● PASSAGE TO READ:
** begin **
What is covered?
- Overview
- Installing python in windows sub-system (Ubuntu 16.04)
- Installing Apache spark in windows sub-system (Ubuntu 16.04)
- Master/Slave configuration
- Start spark cluster
- Stop spark cluster
- Test the cluster setup
Overview
Windows 10 offers an application to install sub-operating-system known as the windows sub-system (WSL). To install windows sub-system you can follow the tutorial here. You can download Apache spark from here. I am using Ubuntu 16.04 (highly recommended because it is most stable version and I didn’t find any compatibility issues) that comes with python 3.5.2 versions which you can check by following command.
python3 -V
By default spark comes with python 2, however for distributed deep learning development I prefer to use python version as 3.6.x (because of the compatibility issues of other libraries). You can choose any python version you want. So, we also need to install required python version in sub-system and link it with spark. Please make sure that each of the nodes (master and slave) are running on same version of python or else you will get errors.
Installing python
You can follow along the below steps to install the python in your ubuntu 16.04 windows sub-system.
sudo apt-get update
sudo apt-get install libreadline-gplv2-dev libncursesw5-dev libssl-dev libsqlite3-dev tk-dev libgdbm-dev libc6-dev libbz2-dev build-essential zlib1g-dev
wget https://www.python.org/ftp/python/3.6.9/Python-3.6.9.tgz
tar -xvf Python-3.6.9.tgz
sudo rm Python-3.6.9.tgz
cd Python-3.6.9
./configure
If there are no errors, run the following commands to complete the installation process of Python 3.6.9
sudo make
sudo make install
To test the installation run the following command and it should show python version as 3.6.9.
python3 -V
Installing Apache spark
The following setup is required to be performed in all master and slave nodes.
Install Java
Download Java from here
Move the java tar file to /usr/ directory.
sudo mv /YOUR_DOWNLOAD_PATH /usr/
Navigate to the usr directory.
cd /usr/
Extract the java tar file.
sudo tar zxvf jdk-8u291-linux-aarch64.tar.gz
Rename the extracted folder to java.
sudo mv jdk-8u291-linux-aarch64 java
Remove the java tar file.
** end **
● TASKS TO CARRY OUT:
1. From the Spark setup guide, return the passage starting at "sudo mv /YOUR_DOWNLOAD_PATH" and ending at "folder to java." without changing a word.
2. According to the Spark setup guide, which Python version comes with Ubuntu 16.04?

● SOURCE MATERIAL:
** begin **
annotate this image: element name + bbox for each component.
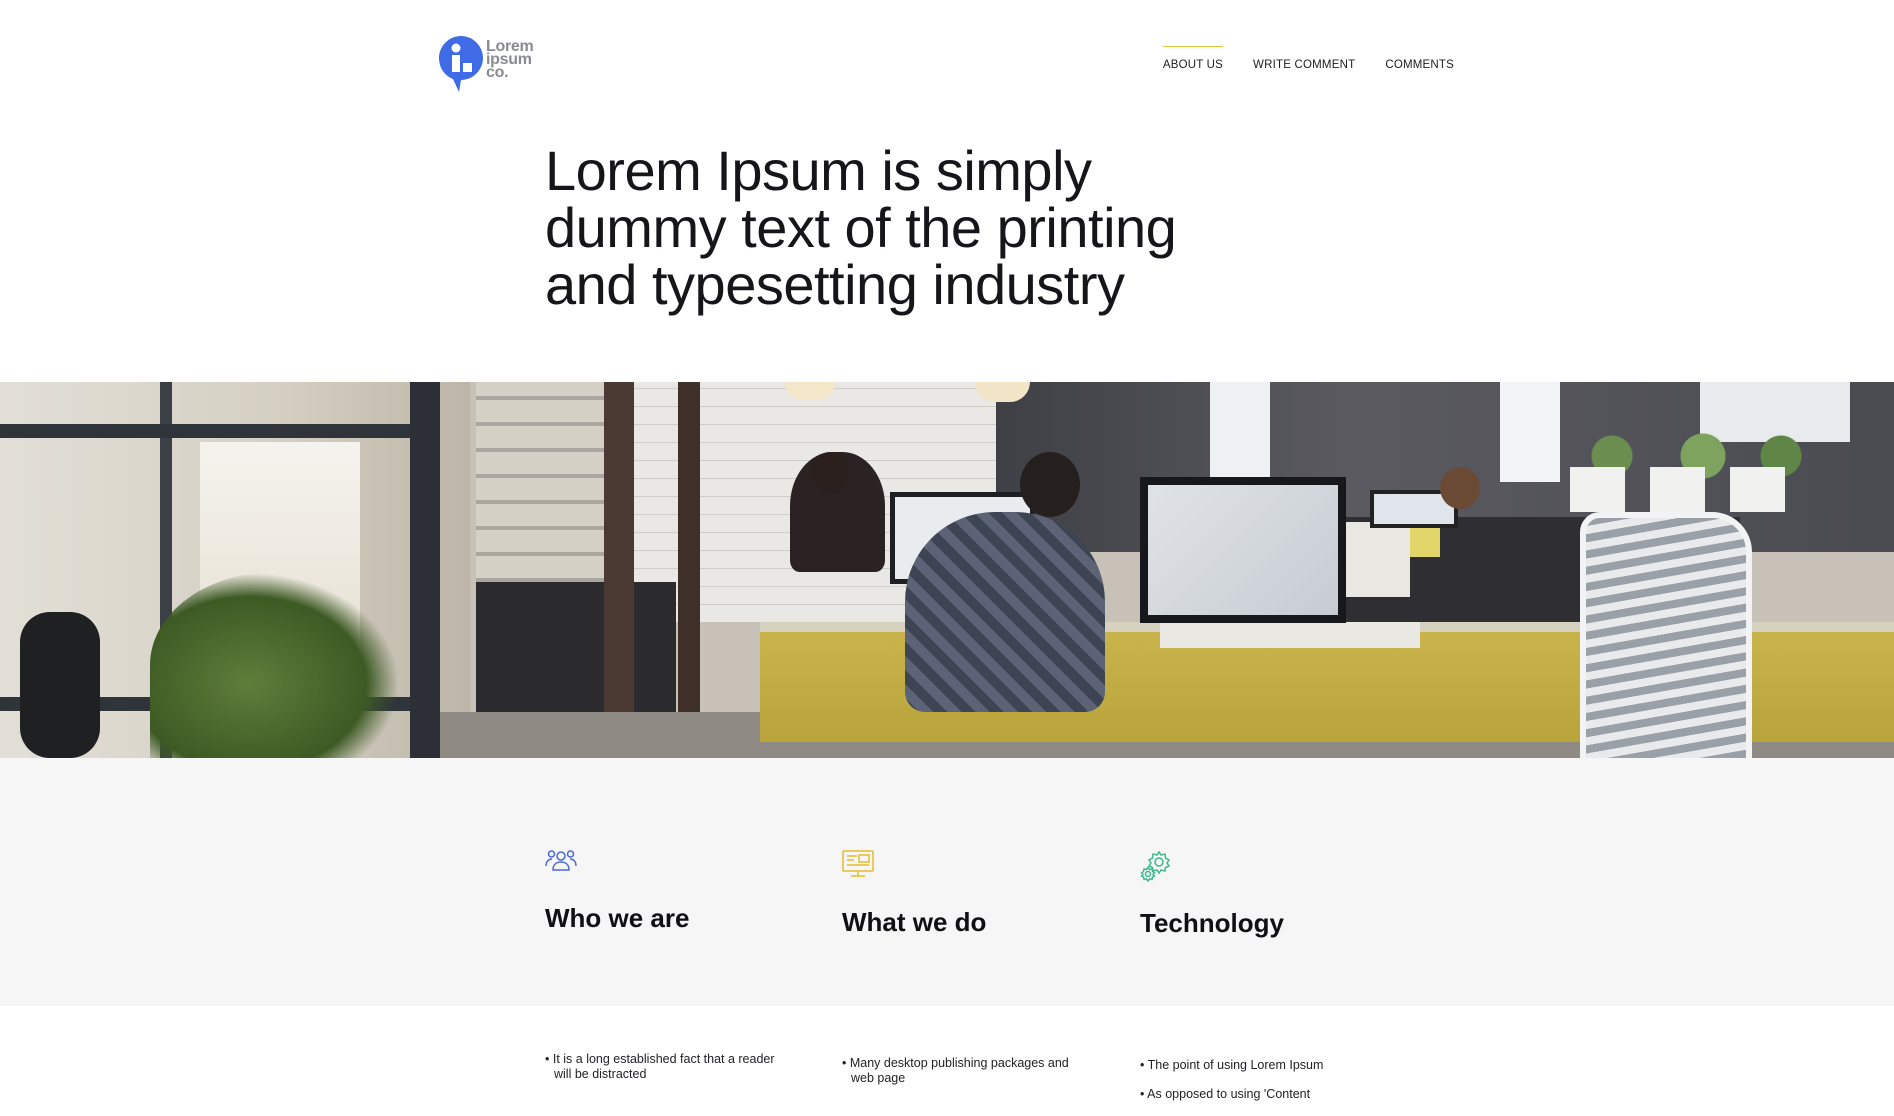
** end **
● RESULTS BY TASK:
1.
sudo mv /YOUR_DOWNLOAD_PATH /usr/
Navigate to the usr directory.
cd /usr/
Extract the java tar file.
sudo tar zxvf jdk-8u291-linux-aarch64.tar.gz
Rename the extracted folder to java.

2. Python 3.5.2